Begin Data supplied

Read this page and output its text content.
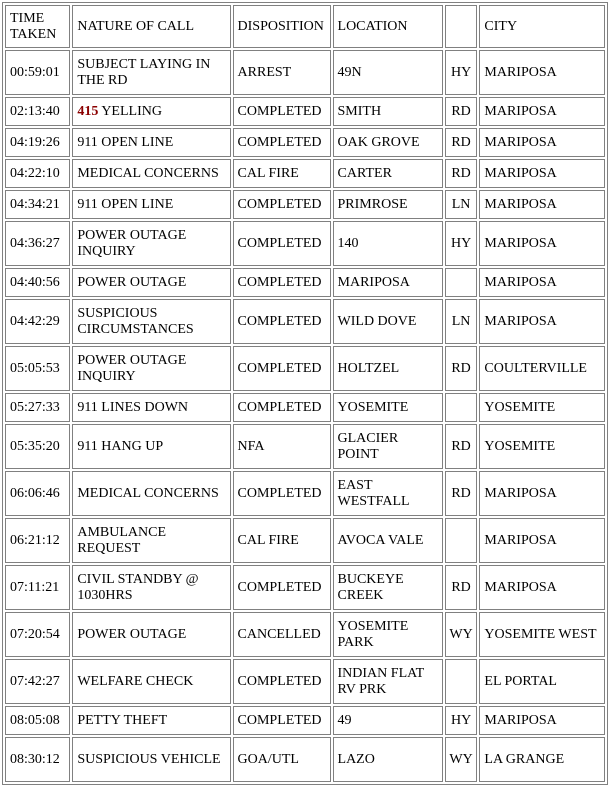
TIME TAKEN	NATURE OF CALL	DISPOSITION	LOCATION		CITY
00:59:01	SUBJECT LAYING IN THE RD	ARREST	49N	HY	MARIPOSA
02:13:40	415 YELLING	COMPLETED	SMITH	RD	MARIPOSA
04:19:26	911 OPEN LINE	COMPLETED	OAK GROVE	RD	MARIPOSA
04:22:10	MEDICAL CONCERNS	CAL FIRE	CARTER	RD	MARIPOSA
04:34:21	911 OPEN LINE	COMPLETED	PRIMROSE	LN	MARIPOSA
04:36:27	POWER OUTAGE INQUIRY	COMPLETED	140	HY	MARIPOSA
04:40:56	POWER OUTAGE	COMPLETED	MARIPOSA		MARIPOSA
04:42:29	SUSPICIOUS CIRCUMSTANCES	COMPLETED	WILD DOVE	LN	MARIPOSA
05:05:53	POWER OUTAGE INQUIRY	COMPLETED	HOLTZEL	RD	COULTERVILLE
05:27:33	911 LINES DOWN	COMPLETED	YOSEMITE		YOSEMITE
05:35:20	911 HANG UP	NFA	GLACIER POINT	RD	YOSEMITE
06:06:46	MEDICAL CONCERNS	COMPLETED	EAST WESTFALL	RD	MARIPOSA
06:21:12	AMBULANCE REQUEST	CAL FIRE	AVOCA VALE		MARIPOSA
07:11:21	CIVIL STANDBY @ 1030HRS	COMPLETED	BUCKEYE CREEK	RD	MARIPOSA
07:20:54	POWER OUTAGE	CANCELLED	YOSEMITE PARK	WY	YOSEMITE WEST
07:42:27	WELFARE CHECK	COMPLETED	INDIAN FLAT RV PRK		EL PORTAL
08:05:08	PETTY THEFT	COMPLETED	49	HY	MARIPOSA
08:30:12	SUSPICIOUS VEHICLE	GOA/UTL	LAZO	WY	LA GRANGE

End Data supplied

# Direction
Every line of the listing that holds "OUTAGE" is to be counted; give only the resulting number.

# Complete answer
4